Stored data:
▬▬▬▬▬▬▬▬▬▬
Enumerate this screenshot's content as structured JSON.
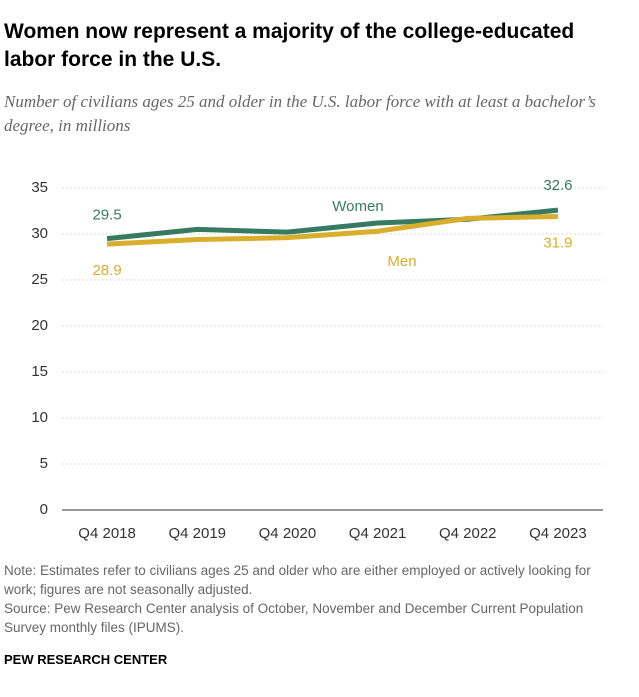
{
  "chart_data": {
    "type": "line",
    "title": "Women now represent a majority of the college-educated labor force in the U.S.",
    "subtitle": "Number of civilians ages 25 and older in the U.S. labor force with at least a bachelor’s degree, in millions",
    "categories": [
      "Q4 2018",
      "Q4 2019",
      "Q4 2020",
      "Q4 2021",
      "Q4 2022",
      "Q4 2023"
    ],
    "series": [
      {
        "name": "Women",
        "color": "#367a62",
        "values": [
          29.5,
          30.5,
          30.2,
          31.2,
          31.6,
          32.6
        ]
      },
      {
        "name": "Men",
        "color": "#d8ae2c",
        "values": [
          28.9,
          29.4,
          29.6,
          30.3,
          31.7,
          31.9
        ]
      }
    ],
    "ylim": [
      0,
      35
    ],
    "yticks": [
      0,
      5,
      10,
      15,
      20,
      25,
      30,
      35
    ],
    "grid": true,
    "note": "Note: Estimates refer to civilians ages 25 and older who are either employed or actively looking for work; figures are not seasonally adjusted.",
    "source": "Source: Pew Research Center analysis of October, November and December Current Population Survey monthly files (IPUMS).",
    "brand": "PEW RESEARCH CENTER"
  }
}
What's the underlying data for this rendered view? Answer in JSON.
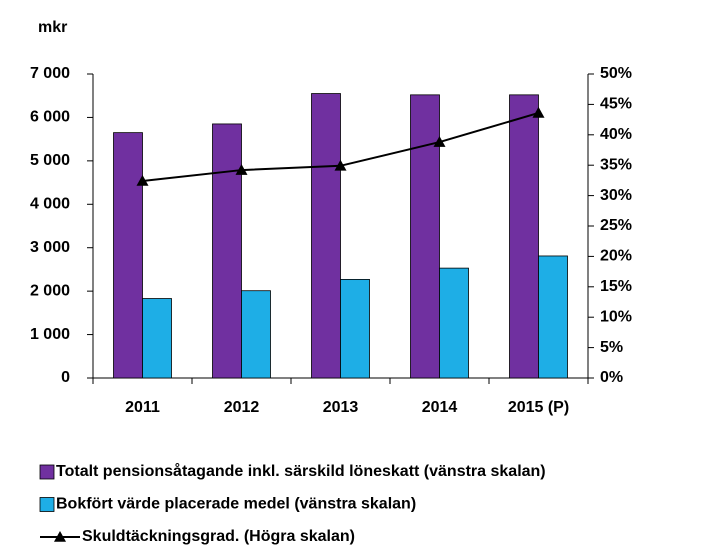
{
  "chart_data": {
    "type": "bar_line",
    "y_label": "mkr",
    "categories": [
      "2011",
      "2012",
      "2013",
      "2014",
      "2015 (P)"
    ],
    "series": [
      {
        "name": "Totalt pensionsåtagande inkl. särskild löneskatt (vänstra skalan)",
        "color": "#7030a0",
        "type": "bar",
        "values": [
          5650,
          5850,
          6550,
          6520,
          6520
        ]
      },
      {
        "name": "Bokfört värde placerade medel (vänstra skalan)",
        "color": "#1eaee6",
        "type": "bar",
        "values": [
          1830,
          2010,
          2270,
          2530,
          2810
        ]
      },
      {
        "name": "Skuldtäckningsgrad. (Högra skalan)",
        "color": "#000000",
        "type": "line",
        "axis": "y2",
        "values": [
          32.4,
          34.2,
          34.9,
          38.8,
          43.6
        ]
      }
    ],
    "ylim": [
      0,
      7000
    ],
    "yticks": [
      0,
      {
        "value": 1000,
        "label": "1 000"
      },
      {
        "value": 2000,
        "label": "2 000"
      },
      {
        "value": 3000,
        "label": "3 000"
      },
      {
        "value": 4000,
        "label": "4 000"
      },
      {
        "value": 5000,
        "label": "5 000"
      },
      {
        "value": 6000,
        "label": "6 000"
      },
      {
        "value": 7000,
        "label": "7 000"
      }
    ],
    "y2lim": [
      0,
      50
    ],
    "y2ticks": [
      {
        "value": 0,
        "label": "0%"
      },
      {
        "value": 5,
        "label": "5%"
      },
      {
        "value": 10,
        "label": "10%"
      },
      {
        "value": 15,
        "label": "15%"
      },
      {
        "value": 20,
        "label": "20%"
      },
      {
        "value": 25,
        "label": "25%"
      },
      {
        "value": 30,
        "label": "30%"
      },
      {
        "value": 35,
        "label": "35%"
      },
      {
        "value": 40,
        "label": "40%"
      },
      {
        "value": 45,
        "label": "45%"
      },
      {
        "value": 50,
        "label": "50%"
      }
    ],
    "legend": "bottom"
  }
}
▬▬▬▬▬▬▬▬▬▬
▶ **YOUR OBJECTIVE**
Copy each line of the records precisely and drop any images they hold.

▶ **IN RESPONSE**
Enumerate this screenshot's content as structured JSON.
{
  "chart_data": {
    "type": "line",
    "title": "Women now represent a majority of the college-educated labor force in the U.S.",
    "subtitle": "Number of civilians ages 25 and older in the U.S. labor force with at least a bachelor’s degree, in millions",
    "categories": [
      "Q4 2018",
      "Q4 2019",
      "Q4 2020",
      "Q4 2021",
      "Q4 2022",
      "Q4 2023"
    ],
    "series": [
      {
        "name": "Women",
        "color": "#367a62",
        "values": [
          29.5,
          30.5,
          30.2,
          31.2,
          31.6,
          32.6
        ]
      },
      {
        "name": "Men",
        "color": "#d8ae2c",
        "values": [
          28.9,
          29.4,
          29.6,
          30.3,
          31.7,
          31.9
        ]
      }
    ],
    "ylim": [
      0,
      35
    ],
    "yticks": [
      0,
      5,
      10,
      15,
      20,
      25,
      30,
      35
    ],
    "grid": true,
    "note": "Note: Estimates refer to civilians ages 25 and older who are either employed or actively looking for work; figures are not seasonally adjusted.",
    "source": "Source: Pew Research Center analysis of October, November and December Current Population Survey monthly files (IPUMS).",
    "brand": "PEW RESEARCH CENTER"
  }
}
What's the underlying data for this rendered view? Answer in JSON.
{
  "chart_data": {
    "type": "bar_line",
    "y_label": "mkr",
    "categories": [
      "2011",
      "2012",
      "2013",
      "2014",
      "2015 (P)"
    ],
    "series": [
      {
        "name": "Totalt pensionsåtagande inkl. särskild löneskatt (vänstra skalan)",
        "color": "#7030a0",
        "type": "bar",
        "values": [
          5650,
          5850,
          6550,
          6520,
          6520
        ]
      },
      {
        "name": "Bokfört värde placerade medel (vänstra skalan)",
        "color": "#1eaee6",
        "type": "bar",
        "values": [
          1830,
          2010,
          2270,
          2530,
          2810
        ]
      },
      {
        "name": "Skuldtäckningsgrad. (Högra skalan)",
        "color": "#000000",
        "type": "line",
        "axis": "y2",
        "values": [
          32.4,
          34.2,
          34.9,
          38.8,
          43.6
        ]
      }
    ],
    "ylim": [
      0,
      7000
    ],
    "yticks": [
      0,
      {
        "value": 1000,
        "label": "1 000"
      },
      {
        "value": 2000,
        "label": "2 000"
      },
      {
        "value": 3000,
        "label": "3 000"
      },
      {
        "value": 4000,
        "label": "4 000"
      },
      {
        "value": 5000,
        "label": "5 000"
      },
      {
        "value": 6000,
        "label": "6 000"
      },
      {
        "value": 7000,
        "label": "7 000"
      }
    ],
    "y2lim": [
      0,
      50
    ],
    "y2ticks": [
      {
        "value": 0,
        "label": "0%"
      },
      {
        "value": 5,
        "label": "5%"
      },
      {
        "value": 10,
        "label": "10%"
      },
      {
        "value": 15,
        "label": "15%"
      },
      {
        "value": 20,
        "label": "20%"
      },
      {
        "value": 25,
        "label": "25%"
      },
      {
        "value": 30,
        "label": "30%"
      },
      {
        "value": 35,
        "label": "35%"
      },
      {
        "value": 40,
        "label": "40%"
      },
      {
        "value": 45,
        "label": "45%"
      },
      {
        "value": 50,
        "label": "50%"
      }
    ],
    "legend": "bottom"
  }
}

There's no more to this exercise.